### TASK PROMPT
Print all of the data exactly.

### AVAILABLE RECORDS
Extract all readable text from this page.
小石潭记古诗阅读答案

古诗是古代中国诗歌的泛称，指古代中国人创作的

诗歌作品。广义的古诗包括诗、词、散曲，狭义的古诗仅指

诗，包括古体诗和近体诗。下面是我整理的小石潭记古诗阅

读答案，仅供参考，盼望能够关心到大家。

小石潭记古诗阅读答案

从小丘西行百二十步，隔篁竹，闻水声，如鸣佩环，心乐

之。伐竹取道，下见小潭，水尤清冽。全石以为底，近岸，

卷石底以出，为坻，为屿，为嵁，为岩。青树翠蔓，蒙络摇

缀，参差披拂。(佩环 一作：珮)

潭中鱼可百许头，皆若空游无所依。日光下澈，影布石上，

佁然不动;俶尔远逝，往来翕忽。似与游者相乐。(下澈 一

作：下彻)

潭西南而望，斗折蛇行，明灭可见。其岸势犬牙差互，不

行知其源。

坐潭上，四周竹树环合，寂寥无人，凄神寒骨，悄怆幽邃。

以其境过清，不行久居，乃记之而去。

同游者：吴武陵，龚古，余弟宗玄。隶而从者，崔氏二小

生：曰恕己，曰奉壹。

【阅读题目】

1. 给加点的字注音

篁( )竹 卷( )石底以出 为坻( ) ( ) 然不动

### SOLUTION TO THIS EXERCISE
Extract all readable text from this page.
小石潭记古诗阅读答案

古诗是古代中国诗歌的泛称，指古代中国人创作的

诗歌作品。广义的古诗包括诗、词、散曲，狭义的古诗仅指

诗，包括古体诗和近体诗。下面是我整理的小石潭记古诗阅

读答案，仅供参考，盼望能够关心到大家。

小石潭记古诗阅读答案

从小丘西行百二十步，隔篁竹，闻水声，如鸣佩环，心乐

之。伐竹取道，下见小潭，水尤清冽。全石以为底，近岸，

卷石底以出，为坻，为屿，为嵁，为岩。青树翠蔓，蒙络摇

缀，参差披拂。(佩环 一作：珮)

潭中鱼可百许头，皆若空游无所依。日光下澈，影布石上，

佁然不动;俶尔远逝，往来翕忽。似与游者相乐。(下澈 一

作：下彻)

潭西南而望，斗折蛇行，明灭可见。其岸势犬牙差互，不

行知其源。

坐潭上，四周竹树环合，寂寥无人，凄神寒骨，悄怆幽邃。

以其境过清，不行久居，乃记之而去。

同游者：吴武陵，龚古，余弟宗玄。隶而从者，崔氏二小

生：曰恕己，曰奉壹。

【阅读题目】

1. 给加点的字注音

篁( )竹 卷( )石底以出 为坻( ) ( ) 然不动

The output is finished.